Task brief: Copy the lines that follow, keeping every character the same.

[A run of records]
____________

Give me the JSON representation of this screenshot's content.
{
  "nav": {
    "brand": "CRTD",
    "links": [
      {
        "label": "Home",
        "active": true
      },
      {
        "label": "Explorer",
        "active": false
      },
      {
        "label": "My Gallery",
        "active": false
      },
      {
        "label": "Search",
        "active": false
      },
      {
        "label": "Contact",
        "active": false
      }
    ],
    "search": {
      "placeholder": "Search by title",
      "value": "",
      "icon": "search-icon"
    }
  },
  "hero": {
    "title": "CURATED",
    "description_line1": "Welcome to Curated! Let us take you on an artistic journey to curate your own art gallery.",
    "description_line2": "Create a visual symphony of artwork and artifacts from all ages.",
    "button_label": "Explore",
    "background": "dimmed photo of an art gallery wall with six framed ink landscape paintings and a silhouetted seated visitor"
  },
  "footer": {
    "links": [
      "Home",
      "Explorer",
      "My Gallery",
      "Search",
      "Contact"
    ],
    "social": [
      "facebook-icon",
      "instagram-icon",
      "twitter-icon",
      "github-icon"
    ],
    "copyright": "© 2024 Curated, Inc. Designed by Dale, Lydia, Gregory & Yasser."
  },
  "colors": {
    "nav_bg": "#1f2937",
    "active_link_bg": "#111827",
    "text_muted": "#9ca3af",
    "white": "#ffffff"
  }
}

____________

Complete response:
Give me the JSON representation of this screenshot's content.
{
  "nav": {
    "brand": "CRTD",
    "links": [
      {
        "label": "Home",
        "active": true
      },
      {
        "label": "Explorer",
        "active": false
      },
      {
        "label": "My Gallery",
        "active": false
      },
      {
        "label": "Search",
        "active": false
      },
      {
        "label": "Contact",
        "active": false
      }
    ],
    "search": {
      "placeholder": "Search by title",
      "value": "",
      "icon": "search-icon"
    }
  },
  "hero": {
    "title": "CURATED",
    "description_line1": "Welcome to Curated! Let us take you on an artistic journey to curate your own art gallery.",
    "description_line2": "Create a visual symphony of artwork and artifacts from all ages.",
    "button_label": "Explore",
    "background": "dimmed photo of an art gallery wall with six framed ink landscape paintings and a silhouetted seated visitor"
  },
  "footer": {
    "links": [
      "Home",
      "Explorer",
      "My Gallery",
      "Search",
      "Contact"
    ],
    "social": [
      "facebook-icon",
      "instagram-icon",
      "twitter-icon",
      "github-icon"
    ],
    "copyright": "© 2024 Curated, Inc. Designed by Dale, Lydia, Gregory & Yasser."
  },
  "colors": {
    "nav_bg": "#1f2937",
    "active_link_bg": "#111827",
    "text_muted": "#9ca3af",
    "white": "#ffffff"
  }
}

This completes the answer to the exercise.